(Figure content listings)

+--

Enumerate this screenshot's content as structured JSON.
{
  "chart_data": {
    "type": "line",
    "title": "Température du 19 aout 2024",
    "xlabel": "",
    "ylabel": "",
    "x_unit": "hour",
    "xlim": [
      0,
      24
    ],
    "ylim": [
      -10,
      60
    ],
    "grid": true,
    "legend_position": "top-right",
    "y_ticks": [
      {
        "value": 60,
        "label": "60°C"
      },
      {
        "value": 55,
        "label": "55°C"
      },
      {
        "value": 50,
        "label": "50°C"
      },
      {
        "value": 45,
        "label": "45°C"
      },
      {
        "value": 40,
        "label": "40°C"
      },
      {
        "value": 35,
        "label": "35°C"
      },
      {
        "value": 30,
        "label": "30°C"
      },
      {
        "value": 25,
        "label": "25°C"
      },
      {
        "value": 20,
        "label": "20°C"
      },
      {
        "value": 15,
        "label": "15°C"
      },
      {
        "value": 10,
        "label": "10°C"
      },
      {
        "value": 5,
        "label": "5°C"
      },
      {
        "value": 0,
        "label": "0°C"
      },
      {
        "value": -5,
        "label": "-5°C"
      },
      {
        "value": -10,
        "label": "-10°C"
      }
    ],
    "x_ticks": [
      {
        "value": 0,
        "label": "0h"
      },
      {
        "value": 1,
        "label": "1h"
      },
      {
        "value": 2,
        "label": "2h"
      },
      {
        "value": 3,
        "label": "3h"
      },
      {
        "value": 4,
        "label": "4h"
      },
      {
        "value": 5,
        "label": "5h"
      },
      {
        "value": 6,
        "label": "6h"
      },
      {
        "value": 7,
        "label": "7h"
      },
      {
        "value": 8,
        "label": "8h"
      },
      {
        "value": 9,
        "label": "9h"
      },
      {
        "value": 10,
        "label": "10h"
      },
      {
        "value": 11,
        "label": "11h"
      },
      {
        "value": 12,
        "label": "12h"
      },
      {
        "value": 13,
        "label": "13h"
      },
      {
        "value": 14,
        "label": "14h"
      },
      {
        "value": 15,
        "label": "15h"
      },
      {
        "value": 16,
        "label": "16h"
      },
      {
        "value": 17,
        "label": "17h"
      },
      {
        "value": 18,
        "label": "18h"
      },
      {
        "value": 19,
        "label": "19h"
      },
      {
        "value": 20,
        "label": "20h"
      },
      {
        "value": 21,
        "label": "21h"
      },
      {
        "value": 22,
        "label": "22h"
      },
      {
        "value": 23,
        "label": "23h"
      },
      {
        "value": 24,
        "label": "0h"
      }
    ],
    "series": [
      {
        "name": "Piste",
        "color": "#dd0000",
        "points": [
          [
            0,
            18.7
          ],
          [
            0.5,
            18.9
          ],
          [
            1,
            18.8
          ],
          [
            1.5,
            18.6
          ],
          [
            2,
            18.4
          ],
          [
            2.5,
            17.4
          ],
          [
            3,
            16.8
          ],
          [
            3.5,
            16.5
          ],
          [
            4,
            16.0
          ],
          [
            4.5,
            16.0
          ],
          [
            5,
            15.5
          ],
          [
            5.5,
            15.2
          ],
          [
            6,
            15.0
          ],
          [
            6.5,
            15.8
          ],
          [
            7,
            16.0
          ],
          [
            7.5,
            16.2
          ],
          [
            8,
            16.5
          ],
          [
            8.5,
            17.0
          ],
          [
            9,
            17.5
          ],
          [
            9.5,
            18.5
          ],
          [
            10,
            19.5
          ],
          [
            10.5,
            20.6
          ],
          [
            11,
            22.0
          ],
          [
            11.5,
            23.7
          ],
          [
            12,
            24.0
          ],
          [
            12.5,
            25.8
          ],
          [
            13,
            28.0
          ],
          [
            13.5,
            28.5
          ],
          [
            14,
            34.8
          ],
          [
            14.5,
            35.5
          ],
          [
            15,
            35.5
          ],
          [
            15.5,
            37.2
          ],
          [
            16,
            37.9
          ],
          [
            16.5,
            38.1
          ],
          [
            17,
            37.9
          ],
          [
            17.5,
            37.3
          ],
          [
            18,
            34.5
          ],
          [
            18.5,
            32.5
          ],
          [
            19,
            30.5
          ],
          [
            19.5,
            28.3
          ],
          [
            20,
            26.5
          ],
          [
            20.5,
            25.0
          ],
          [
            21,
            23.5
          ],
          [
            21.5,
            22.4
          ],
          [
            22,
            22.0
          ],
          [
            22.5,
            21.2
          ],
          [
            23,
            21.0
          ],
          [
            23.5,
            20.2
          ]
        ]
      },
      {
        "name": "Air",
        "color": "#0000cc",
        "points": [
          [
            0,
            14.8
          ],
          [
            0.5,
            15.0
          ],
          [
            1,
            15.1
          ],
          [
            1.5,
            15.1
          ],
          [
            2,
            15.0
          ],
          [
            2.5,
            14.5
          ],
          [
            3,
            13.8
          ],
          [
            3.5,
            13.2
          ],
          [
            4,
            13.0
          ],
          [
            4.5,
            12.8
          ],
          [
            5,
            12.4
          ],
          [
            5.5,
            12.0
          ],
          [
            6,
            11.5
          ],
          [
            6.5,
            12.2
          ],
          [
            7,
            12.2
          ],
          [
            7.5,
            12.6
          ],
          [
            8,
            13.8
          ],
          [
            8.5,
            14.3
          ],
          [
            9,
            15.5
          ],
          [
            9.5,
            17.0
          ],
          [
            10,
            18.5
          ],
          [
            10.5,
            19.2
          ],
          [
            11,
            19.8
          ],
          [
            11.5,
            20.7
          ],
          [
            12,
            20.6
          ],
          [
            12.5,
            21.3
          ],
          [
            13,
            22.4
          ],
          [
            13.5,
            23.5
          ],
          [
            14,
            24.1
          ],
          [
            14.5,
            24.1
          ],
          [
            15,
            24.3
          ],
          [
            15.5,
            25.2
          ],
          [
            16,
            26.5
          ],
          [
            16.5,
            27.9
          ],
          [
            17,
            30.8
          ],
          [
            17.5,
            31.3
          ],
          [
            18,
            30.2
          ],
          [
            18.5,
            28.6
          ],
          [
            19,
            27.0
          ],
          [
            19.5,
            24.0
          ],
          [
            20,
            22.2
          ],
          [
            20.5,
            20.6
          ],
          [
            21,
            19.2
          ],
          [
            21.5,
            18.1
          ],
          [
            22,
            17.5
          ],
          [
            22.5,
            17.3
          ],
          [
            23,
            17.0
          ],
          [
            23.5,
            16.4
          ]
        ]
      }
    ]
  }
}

+--

Copy out each record, keeping every word as it is.

Enumerate this screenshot's content as structured JSON.
{
  "chart_data": {
    "type": "line",
    "title": "Température du 19 aout 2024",
    "xlabel": "",
    "ylabel": "",
    "x_unit": "hour",
    "xlim": [
      0,
      24
    ],
    "ylim": [
      -10,
      60
    ],
    "grid": true,
    "legend_position": "top-right",
    "y_ticks": [
      {
        "value": 60,
        "label": "60°C"
      },
      {
        "value": 55,
        "label": "55°C"
      },
      {
        "value": 50,
        "label": "50°C"
      },
      {
        "value": 45,
        "label": "45°C"
      },
      {
        "value": 40,
        "label": "40°C"
      },
      {
        "value": 35,
        "label": "35°C"
      },
      {
        "value": 30,
        "label": "30°C"
      },
      {
        "value": 25,
        "label": "25°C"
      },
      {
        "value": 20,
        "label": "20°C"
      },
      {
        "value": 15,
        "label": "15°C"
      },
      {
        "value": 10,
        "label": "10°C"
      },
      {
        "value": 5,
        "label": "5°C"
      },
      {
        "value": 0,
        "label": "0°C"
      },
      {
        "value": -5,
        "label": "-5°C"
      },
      {
        "value": -10,
        "label": "-10°C"
      }
    ],
    "x_ticks": [
      {
        "value": 0,
        "label": "0h"
      },
      {
        "value": 1,
        "label": "1h"
      },
      {
        "value": 2,
        "label": "2h"
      },
      {
        "value": 3,
        "label": "3h"
      },
      {
        "value": 4,
        "label": "4h"
      },
      {
        "value": 5,
        "label": "5h"
      },
      {
        "value": 6,
        "label": "6h"
      },
      {
        "value": 7,
        "label": "7h"
      },
      {
        "value": 8,
        "label": "8h"
      },
      {
        "value": 9,
        "label": "9h"
      },
      {
        "value": 10,
        "label": "10h"
      },
      {
        "value": 11,
        "label": "11h"
      },
      {
        "value": 12,
        "label": "12h"
      },
      {
        "value": 13,
        "label": "13h"
      },
      {
        "value": 14,
        "label": "14h"
      },
      {
        "value": 15,
        "label": "15h"
      },
      {
        "value": 16,
        "label": "16h"
      },
      {
        "value": 17,
        "label": "17h"
      },
      {
        "value": 18,
        "label": "18h"
      },
      {
        "value": 19,
        "label": "19h"
      },
      {
        "value": 20,
        "label": "20h"
      },
      {
        "value": 21,
        "label": "21h"
      },
      {
        "value": 22,
        "label": "22h"
      },
      {
        "value": 23,
        "label": "23h"
      },
      {
        "value": 24,
        "label": "0h"
      }
    ],
    "series": [
      {
        "name": "Piste",
        "color": "#dd0000",
        "points": [
          [
            0,
            18.7
          ],
          [
            0.5,
            18.9
          ],
          [
            1,
            18.8
          ],
          [
            1.5,
            18.6
          ],
          [
            2,
            18.4
          ],
          [
            2.5,
            17.4
          ],
          [
            3,
            16.8
          ],
          [
            3.5,
            16.5
          ],
          [
            4,
            16.0
          ],
          [
            4.5,
            16.0
          ],
          [
            5,
            15.5
          ],
          [
            5.5,
            15.2
          ],
          [
            6,
            15.0
          ],
          [
            6.5,
            15.8
          ],
          [
            7,
            16.0
          ],
          [
            7.5,
            16.2
          ],
          [
            8,
            16.5
          ],
          [
            8.5,
            17.0
          ],
          [
            9,
            17.5
          ],
          [
            9.5,
            18.5
          ],
          [
            10,
            19.5
          ],
          [
            10.5,
            20.6
          ],
          [
            11,
            22.0
          ],
          [
            11.5,
            23.7
          ],
          [
            12,
            24.0
          ],
          [
            12.5,
            25.8
          ],
          [
            13,
            28.0
          ],
          [
            13.5,
            28.5
          ],
          [
            14,
            34.8
          ],
          [
            14.5,
            35.5
          ],
          [
            15,
            35.5
          ],
          [
            15.5,
            37.2
          ],
          [
            16,
            37.9
          ],
          [
            16.5,
            38.1
          ],
          [
            17,
            37.9
          ],
          [
            17.5,
            37.3
          ],
          [
            18,
            34.5
          ],
          [
            18.5,
            32.5
          ],
          [
            19,
            30.5
          ],
          [
            19.5,
            28.3
          ],
          [
            20,
            26.5
          ],
          [
            20.5,
            25.0
          ],
          [
            21,
            23.5
          ],
          [
            21.5,
            22.4
          ],
          [
            22,
            22.0
          ],
          [
            22.5,
            21.2
          ],
          [
            23,
            21.0
          ],
          [
            23.5,
            20.2
          ]
        ]
      },
      {
        "name": "Air",
        "color": "#0000cc",
        "points": [
          [
            0,
            14.8
          ],
          [
            0.5,
            15.0
          ],
          [
            1,
            15.1
          ],
          [
            1.5,
            15.1
          ],
          [
            2,
            15.0
          ],
          [
            2.5,
            14.5
          ],
          [
            3,
            13.8
          ],
          [
            3.5,
            13.2
          ],
          [
            4,
            13.0
          ],
          [
            4.5,
            12.8
          ],
          [
            5,
            12.4
          ],
          [
            5.5,
            12.0
          ],
          [
            6,
            11.5
          ],
          [
            6.5,
            12.2
          ],
          [
            7,
            12.2
          ],
          [
            7.5,
            12.6
          ],
          [
            8,
            13.8
          ],
          [
            8.5,
            14.3
          ],
          [
            9,
            15.5
          ],
          [
            9.5,
            17.0
          ],
          [
            10,
            18.5
          ],
          [
            10.5,
            19.2
          ],
          [
            11,
            19.8
          ],
          [
            11.5,
            20.7
          ],
          [
            12,
            20.6
          ],
          [
            12.5,
            21.3
          ],
          [
            13,
            22.4
          ],
          [
            13.5,
            23.5
          ],
          [
            14,
            24.1
          ],
          [
            14.5,
            24.1
          ],
          [
            15,
            24.3
          ],
          [
            15.5,
            25.2
          ],
          [
            16,
            26.5
          ],
          [
            16.5,
            27.9
          ],
          [
            17,
            30.8
          ],
          [
            17.5,
            31.3
          ],
          [
            18,
            30.2
          ],
          [
            18.5,
            28.6
          ],
          [
            19,
            27.0
          ],
          [
            19.5,
            24.0
          ],
          [
            20,
            22.2
          ],
          [
            20.5,
            20.6
          ],
          [
            21,
            19.2
          ],
          [
            21.5,
            18.1
          ],
          [
            22,
            17.5
          ],
          [
            22.5,
            17.3
          ],
          [
            23,
            17.0
          ],
          [
            23.5,
            16.4
          ]
        ]
      }
    ]
  }
}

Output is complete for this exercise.